What is needed> What follows is a set of records, each of which is to be written out exactly.

Some records:
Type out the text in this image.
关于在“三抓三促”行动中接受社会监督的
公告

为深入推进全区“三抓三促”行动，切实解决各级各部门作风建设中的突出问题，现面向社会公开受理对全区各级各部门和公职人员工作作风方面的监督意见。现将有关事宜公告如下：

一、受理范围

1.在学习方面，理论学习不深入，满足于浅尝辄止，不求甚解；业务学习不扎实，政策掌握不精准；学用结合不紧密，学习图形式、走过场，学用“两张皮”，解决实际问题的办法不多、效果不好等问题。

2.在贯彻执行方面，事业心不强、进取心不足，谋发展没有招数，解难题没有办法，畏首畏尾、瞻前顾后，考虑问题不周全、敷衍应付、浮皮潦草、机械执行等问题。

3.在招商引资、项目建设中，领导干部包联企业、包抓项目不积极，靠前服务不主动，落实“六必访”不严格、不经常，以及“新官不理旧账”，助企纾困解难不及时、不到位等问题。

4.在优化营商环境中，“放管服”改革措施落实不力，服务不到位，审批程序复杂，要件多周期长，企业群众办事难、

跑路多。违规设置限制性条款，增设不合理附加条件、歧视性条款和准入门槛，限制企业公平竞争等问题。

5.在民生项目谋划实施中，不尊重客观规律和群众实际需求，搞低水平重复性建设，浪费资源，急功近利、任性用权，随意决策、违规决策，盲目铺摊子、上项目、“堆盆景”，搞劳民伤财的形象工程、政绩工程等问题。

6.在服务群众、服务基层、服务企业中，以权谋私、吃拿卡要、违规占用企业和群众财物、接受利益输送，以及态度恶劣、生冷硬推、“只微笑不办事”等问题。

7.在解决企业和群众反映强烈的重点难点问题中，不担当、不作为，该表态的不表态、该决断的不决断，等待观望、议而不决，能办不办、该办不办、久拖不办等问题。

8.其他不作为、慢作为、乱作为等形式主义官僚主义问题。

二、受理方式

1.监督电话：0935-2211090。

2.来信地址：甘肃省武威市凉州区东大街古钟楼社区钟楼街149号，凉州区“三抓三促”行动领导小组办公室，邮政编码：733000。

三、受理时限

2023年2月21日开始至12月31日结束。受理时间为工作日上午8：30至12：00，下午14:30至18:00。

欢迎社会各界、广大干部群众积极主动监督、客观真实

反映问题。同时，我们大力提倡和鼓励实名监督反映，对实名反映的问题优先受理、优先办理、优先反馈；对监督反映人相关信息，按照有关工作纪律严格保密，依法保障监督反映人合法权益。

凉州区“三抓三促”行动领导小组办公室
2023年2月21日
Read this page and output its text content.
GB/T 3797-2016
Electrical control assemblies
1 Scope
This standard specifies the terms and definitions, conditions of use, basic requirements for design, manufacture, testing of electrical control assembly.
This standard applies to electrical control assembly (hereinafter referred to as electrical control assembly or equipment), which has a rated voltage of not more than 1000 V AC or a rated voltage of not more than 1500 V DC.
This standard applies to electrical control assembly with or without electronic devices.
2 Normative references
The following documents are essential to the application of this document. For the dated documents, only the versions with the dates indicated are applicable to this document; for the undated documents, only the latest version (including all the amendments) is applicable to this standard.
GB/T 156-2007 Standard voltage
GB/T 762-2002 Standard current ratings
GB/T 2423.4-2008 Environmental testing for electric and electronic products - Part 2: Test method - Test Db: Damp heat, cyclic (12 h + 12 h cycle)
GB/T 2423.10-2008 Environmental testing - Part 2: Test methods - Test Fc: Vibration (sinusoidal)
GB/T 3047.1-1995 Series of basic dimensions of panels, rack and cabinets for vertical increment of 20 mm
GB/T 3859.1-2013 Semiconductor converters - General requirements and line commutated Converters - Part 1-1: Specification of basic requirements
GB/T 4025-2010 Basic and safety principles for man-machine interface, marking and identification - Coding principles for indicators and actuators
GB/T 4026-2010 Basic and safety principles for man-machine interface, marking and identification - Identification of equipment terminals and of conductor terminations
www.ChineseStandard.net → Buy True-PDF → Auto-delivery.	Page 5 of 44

Task output>
Type out the text in this image.
关于在“三抓三促”行动中接受社会监督的
公告

为深入推进全区“三抓三促”行动，切实解决各级各部门作风建设中的突出问题，现面向社会公开受理对全区各级各部门和公职人员工作作风方面的监督意见。现将有关事宜公告如下：

一、受理范围

1.在学习方面，理论学习不深入，满足于浅尝辄止，不求甚解；业务学习不扎实，政策掌握不精准；学用结合不紧密，学习图形式、走过场，学用“两张皮”，解决实际问题的办法不多、效果不好等问题。

2.在贯彻执行方面，事业心不强、进取心不足，谋发展没有招数，解难题没有办法，畏首畏尾、瞻前顾后，考虑问题不周全、敷衍应付、浮皮潦草、机械执行等问题。

3.在招商引资、项目建设中，领导干部包联企业、包抓项目不积极，靠前服务不主动，落实“六必访”不严格、不经常，以及“新官不理旧账”，助企纾困解难不及时、不到位等问题。

4.在优化营商环境中，“放管服”改革措施落实不力，服务不到位，审批程序复杂，要件多周期长，企业群众办事难、

跑路多。违规设置限制性条款，增设不合理附加条件、歧视性条款和准入门槛，限制企业公平竞争等问题。

5.在民生项目谋划实施中，不尊重客观规律和群众实际需求，搞低水平重复性建设，浪费资源，急功近利、任性用权，随意决策、违规决策，盲目铺摊子、上项目、“堆盆景”，搞劳民伤财的形象工程、政绩工程等问题。

6.在服务群众、服务基层、服务企业中，以权谋私、吃拿卡要、违规占用企业和群众财物、接受利益输送，以及态度恶劣、生冷硬推、“只微笑不办事”等问题。

7.在解决企业和群众反映强烈的重点难点问题中，不担当、不作为，该表态的不表态、该决断的不决断，等待观望、议而不决，能办不办、该办不办、久拖不办等问题。

8.其他不作为、慢作为、乱作为等形式主义官僚主义问题。

二、受理方式

1.监督电话：0935-2211090。

2.来信地址：甘肃省武威市凉州区东大街古钟楼社区钟楼街149号，凉州区“三抓三促”行动领导小组办公室，邮政编码：733000。

三、受理时限

2023年2月21日开始至12月31日结束。受理时间为工作日上午8：30至12：00，下午14:30至18:00。

欢迎社会各界、广大干部群众积极主动监督、客观真实

反映问题。同时，我们大力提倡和鼓励实名监督反映，对实名反映的问题优先受理、优先办理、优先反馈；对监督反映人相关信息，按照有关工作纪律严格保密，依法保障监督反映人合法权益。

凉州区“三抓三促”行动领导小组办公室
2023年2月21日
Read this page and output its text content.
GB/T 3797-2016
Electrical control assemblies
1 Scope
This standard specifies the terms and definitions, conditions of use, basic requirements for design, manufacture, testing of electrical control assembly.
This standard applies to electrical control assembly (hereinafter referred to as electrical control assembly or equipment), which has a rated voltage of not more than 1000 V AC or a rated voltage of not more than 1500 V DC.
This standard applies to electrical control assembly with or without electronic devices.
2 Normative references
The following documents are essential to the application of this document. For the dated documents, only the versions with the dates indicated are applicable to this document; for the undated documents, only the latest version (including all the amendments) is applicable to this standard.
GB/T 156-2007 Standard voltage
GB/T 762-2002 Standard current ratings
GB/T 2423.4-2008 Environmental testing for electric and electronic products - Part 2: Test method - Test Db: Damp heat, cyclic (12 h + 12 h cycle)
GB/T 2423.10-2008 Environmental testing - Part 2: Test methods - Test Fc: Vibration (sinusoidal)
GB/T 3047.1-1995 Series of basic dimensions of panels, rack and cabinets for vertical increment of 20 mm
GB/T 3859.1-2013 Semiconductor converters - General requirements and line commutated Converters - Part 1-1: Specification of basic requirements
GB/T 4025-2010 Basic and safety principles for man-machine interface, marking and identification - Coding principles for indicators and actuators
GB/T 4026-2010 Basic and safety principles for man-machine interface, marking and identification - Identification of equipment terminals and of conductor terminations
www.ChineseStandard.net → Buy True-PDF → Auto-delivery.	Page 5 of 44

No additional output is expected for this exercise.